> **Stored data**
┌──
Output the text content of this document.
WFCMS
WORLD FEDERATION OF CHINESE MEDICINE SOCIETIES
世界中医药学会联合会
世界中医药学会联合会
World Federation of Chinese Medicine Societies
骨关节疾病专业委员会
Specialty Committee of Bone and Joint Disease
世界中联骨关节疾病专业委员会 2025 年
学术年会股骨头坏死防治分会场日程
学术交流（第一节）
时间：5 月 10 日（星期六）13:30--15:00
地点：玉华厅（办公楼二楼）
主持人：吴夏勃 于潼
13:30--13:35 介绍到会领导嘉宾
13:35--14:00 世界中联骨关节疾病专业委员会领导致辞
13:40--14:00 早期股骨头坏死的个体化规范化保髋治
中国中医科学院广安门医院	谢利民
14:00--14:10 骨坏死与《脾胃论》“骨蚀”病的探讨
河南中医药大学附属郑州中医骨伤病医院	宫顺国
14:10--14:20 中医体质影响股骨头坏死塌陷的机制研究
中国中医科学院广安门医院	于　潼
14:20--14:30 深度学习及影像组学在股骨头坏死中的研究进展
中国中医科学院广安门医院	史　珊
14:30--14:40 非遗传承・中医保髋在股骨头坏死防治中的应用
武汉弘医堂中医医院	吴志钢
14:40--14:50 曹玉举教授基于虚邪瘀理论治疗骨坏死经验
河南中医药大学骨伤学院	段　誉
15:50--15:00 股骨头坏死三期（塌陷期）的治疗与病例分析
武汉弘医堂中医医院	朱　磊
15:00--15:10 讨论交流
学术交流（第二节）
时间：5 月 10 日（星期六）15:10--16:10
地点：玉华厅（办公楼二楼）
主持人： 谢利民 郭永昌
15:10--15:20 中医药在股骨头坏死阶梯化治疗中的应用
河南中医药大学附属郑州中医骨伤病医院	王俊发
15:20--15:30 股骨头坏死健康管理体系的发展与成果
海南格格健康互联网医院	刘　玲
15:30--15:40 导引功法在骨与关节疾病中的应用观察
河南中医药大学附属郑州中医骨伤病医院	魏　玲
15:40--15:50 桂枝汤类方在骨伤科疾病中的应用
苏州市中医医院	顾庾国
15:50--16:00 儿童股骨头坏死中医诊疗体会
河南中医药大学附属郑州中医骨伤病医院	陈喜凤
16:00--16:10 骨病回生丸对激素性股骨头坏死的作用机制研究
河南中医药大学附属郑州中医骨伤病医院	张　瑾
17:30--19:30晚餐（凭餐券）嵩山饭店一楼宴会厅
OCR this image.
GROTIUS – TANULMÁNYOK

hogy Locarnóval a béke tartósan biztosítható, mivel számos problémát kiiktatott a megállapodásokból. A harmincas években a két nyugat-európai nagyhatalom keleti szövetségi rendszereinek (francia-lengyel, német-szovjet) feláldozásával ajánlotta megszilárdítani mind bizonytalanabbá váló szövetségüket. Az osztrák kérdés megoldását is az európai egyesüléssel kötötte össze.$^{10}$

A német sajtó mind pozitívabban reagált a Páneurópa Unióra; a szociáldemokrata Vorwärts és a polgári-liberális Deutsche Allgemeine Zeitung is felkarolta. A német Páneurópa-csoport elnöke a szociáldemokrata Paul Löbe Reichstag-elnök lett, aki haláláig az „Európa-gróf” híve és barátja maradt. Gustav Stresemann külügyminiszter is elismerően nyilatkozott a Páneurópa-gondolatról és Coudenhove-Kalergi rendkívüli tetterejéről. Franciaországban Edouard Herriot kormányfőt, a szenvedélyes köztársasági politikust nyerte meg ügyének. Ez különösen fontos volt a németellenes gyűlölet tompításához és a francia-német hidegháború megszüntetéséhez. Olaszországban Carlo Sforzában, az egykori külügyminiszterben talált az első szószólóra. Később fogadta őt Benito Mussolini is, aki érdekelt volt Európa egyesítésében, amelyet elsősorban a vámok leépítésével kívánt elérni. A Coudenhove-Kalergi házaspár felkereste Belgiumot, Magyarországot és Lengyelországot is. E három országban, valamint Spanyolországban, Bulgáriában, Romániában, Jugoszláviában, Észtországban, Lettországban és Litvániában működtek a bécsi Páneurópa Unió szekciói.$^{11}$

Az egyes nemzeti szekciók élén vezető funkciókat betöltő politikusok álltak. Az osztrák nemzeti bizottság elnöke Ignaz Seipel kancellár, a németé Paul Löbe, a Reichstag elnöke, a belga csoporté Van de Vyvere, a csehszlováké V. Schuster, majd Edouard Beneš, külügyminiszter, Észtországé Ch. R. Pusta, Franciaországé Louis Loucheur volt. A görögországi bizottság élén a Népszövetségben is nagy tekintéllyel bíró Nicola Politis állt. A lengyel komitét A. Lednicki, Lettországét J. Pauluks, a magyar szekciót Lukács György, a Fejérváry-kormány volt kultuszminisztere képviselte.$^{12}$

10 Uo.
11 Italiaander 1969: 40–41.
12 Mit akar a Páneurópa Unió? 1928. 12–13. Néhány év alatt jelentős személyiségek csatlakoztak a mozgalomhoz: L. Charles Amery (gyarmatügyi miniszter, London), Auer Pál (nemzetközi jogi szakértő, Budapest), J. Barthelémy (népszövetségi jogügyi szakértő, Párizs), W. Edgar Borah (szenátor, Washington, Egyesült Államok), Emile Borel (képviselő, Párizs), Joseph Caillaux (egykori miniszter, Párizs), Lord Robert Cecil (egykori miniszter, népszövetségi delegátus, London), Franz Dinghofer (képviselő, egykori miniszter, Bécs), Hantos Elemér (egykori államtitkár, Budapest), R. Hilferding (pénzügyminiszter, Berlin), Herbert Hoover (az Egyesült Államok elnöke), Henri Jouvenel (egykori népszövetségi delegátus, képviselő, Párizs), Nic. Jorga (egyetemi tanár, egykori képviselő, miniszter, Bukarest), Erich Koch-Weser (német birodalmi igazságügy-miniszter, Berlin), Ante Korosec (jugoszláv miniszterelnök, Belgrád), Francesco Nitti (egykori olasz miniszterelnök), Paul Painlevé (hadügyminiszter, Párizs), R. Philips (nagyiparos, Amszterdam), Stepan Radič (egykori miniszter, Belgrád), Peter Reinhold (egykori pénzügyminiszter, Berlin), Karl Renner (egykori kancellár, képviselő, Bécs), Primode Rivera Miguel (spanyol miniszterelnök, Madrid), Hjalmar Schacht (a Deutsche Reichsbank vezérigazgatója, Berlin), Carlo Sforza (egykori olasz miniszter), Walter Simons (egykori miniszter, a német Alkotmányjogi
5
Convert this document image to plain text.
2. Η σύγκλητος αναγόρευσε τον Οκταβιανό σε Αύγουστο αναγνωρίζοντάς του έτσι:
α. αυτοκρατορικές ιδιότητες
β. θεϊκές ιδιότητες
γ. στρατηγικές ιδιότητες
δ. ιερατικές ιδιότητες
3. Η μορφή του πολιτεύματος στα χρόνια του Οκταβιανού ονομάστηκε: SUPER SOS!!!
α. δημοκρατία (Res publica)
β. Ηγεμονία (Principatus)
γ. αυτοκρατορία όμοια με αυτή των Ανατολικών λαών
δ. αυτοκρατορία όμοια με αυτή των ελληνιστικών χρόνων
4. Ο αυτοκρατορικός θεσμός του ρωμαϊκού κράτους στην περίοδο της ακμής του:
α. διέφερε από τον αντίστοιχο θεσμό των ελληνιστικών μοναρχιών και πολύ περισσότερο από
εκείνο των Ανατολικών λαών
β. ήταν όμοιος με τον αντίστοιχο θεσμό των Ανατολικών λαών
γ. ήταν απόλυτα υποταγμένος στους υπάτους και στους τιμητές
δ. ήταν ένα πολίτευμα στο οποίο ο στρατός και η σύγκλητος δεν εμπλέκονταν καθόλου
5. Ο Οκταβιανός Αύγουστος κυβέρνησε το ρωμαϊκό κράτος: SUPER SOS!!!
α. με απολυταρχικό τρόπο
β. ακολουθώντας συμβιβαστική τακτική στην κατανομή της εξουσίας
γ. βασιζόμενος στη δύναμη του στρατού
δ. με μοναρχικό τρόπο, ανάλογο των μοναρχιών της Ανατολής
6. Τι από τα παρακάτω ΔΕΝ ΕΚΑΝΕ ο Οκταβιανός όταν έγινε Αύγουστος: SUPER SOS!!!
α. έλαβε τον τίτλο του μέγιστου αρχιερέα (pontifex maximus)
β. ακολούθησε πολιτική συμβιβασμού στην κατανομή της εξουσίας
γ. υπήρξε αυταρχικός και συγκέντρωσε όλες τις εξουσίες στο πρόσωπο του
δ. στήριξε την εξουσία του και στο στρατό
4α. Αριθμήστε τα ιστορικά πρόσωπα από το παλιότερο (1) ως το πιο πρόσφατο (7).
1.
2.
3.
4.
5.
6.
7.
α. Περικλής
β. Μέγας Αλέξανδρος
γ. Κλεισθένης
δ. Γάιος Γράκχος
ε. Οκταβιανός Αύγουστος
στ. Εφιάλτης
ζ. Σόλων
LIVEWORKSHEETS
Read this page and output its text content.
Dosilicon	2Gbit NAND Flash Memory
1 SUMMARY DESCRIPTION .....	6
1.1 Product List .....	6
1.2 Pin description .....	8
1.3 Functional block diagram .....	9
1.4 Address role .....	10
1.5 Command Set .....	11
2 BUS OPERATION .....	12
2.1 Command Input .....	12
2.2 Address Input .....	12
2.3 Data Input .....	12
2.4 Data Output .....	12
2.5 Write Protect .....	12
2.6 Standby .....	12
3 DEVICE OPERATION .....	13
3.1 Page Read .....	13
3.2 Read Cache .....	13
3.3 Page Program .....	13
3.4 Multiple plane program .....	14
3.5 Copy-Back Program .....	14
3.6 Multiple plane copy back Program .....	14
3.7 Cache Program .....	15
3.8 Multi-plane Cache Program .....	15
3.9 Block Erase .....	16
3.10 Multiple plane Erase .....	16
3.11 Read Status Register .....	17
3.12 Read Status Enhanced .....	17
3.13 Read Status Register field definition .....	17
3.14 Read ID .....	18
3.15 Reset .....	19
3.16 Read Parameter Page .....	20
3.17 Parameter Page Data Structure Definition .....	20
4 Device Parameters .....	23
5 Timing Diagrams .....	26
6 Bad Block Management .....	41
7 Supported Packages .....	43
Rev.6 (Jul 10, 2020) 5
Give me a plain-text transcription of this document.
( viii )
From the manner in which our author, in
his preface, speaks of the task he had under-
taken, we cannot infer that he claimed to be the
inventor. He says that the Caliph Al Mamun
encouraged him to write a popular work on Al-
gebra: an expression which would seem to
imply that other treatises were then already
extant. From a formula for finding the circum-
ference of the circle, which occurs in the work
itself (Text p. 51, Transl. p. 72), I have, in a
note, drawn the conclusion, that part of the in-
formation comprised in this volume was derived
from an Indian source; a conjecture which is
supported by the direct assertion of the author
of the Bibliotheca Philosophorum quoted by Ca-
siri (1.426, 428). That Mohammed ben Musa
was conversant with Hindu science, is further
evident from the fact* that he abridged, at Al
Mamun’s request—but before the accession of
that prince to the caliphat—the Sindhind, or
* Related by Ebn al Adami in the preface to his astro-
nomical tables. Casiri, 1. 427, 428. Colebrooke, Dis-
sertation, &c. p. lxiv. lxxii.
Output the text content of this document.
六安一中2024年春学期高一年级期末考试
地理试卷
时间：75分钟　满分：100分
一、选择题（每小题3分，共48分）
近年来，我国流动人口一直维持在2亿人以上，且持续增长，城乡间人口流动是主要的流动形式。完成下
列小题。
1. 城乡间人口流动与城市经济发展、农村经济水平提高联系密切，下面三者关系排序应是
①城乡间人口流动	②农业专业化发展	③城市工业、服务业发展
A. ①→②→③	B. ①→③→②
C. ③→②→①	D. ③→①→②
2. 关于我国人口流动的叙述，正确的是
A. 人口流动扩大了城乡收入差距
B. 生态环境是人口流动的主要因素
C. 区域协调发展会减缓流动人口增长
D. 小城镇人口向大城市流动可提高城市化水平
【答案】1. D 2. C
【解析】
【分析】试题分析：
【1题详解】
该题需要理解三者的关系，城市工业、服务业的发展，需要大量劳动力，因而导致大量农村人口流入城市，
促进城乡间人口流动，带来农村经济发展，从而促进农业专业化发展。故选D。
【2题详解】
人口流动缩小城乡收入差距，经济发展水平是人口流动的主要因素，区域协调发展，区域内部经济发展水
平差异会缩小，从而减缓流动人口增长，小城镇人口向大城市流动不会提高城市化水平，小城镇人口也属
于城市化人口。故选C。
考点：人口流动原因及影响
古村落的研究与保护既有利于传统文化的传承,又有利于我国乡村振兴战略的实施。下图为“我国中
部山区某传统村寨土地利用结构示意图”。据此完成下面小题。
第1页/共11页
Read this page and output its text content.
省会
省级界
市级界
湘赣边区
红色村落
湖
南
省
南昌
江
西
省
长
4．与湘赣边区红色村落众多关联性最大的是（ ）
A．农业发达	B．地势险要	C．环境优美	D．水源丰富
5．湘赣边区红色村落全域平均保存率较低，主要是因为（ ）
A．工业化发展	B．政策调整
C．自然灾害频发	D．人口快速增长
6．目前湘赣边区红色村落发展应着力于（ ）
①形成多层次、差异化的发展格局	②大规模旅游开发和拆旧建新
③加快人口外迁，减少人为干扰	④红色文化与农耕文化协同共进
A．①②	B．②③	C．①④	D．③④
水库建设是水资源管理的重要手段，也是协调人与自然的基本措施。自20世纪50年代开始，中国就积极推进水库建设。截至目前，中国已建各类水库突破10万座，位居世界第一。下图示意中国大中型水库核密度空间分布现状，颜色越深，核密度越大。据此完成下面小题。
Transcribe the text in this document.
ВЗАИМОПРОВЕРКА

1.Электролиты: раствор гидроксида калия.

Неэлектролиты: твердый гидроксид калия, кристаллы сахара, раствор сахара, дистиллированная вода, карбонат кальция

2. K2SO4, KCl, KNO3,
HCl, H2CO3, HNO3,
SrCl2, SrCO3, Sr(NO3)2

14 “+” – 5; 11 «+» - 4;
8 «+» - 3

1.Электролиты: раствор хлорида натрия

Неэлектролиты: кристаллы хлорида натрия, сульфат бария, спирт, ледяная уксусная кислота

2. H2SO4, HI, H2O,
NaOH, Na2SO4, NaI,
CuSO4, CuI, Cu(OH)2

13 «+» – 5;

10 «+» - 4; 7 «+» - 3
└──
> **The exercise**
Where a line above contains the word "Неэлектролиты", copy that line.

> **Result of this exercise**
Неэлектролиты: твердый гидроксид калия, кристаллы сахара, раствор сахара, дистиллированная вода, карбонат кальция
Неэлектролиты: кристаллы хлорида натрия, сульфат бария, спирт, ледяная уксусная кислота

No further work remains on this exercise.